------ MATERIAL

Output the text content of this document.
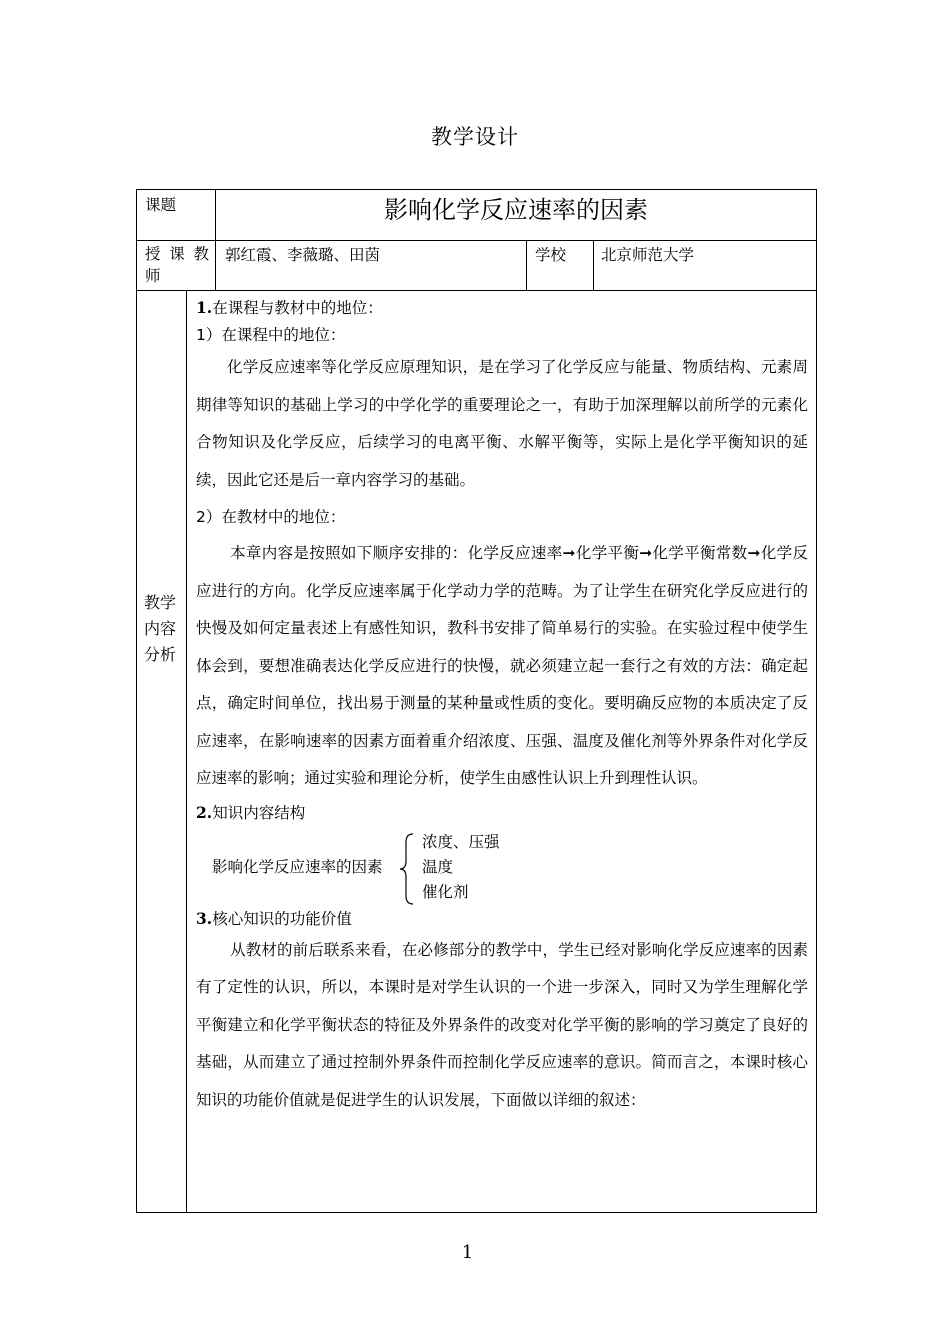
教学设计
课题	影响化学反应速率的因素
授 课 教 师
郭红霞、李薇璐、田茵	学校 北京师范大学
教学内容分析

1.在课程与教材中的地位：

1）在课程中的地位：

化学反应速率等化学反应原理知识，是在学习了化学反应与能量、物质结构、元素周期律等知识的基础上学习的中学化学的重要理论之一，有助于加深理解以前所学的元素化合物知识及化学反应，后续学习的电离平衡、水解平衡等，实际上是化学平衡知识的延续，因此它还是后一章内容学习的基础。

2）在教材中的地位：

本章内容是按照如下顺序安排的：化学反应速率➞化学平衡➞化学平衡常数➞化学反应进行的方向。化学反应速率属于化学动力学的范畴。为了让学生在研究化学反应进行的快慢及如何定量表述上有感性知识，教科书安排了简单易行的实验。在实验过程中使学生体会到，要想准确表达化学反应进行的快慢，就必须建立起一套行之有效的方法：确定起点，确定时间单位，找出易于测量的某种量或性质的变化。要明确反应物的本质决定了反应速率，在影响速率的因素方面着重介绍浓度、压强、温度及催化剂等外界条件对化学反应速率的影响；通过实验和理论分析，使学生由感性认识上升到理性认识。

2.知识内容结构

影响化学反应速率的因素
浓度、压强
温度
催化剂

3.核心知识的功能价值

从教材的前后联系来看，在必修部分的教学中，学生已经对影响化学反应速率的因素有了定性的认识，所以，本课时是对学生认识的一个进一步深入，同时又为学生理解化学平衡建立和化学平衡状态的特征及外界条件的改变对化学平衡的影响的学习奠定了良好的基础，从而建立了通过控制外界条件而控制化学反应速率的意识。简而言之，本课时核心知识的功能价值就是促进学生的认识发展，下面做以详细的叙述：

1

------------
------ MATERIAL

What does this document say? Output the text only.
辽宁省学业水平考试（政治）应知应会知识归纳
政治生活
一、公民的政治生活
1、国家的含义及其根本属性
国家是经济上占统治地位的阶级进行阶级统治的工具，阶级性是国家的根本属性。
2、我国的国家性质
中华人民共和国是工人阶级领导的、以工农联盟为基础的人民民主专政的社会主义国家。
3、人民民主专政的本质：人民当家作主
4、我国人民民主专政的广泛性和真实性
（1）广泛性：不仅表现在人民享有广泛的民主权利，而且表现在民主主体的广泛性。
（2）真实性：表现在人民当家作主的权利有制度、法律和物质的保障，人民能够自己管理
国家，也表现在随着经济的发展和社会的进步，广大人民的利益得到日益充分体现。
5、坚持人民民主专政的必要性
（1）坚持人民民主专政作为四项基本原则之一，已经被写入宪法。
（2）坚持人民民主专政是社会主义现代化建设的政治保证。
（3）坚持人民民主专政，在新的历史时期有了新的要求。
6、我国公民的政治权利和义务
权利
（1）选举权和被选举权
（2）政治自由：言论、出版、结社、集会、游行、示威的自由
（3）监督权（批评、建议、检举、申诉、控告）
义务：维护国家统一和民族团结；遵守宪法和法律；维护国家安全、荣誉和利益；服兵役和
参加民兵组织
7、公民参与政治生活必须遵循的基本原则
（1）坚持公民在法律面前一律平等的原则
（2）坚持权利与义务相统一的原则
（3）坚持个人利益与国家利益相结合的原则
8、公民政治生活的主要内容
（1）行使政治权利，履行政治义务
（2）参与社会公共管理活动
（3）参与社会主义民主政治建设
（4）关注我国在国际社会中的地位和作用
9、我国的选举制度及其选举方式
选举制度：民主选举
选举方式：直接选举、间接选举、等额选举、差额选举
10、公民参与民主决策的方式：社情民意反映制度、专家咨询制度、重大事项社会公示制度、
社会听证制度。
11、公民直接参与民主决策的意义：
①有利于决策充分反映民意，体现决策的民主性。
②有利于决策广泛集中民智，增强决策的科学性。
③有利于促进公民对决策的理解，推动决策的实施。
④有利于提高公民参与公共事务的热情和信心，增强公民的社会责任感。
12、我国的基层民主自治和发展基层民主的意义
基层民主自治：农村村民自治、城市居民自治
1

------------

*EXERCISE TASK*.
Give only the number of lines in the material above where the string "Output" appears.

*SOLUTION TO THE PROBLEM*.
2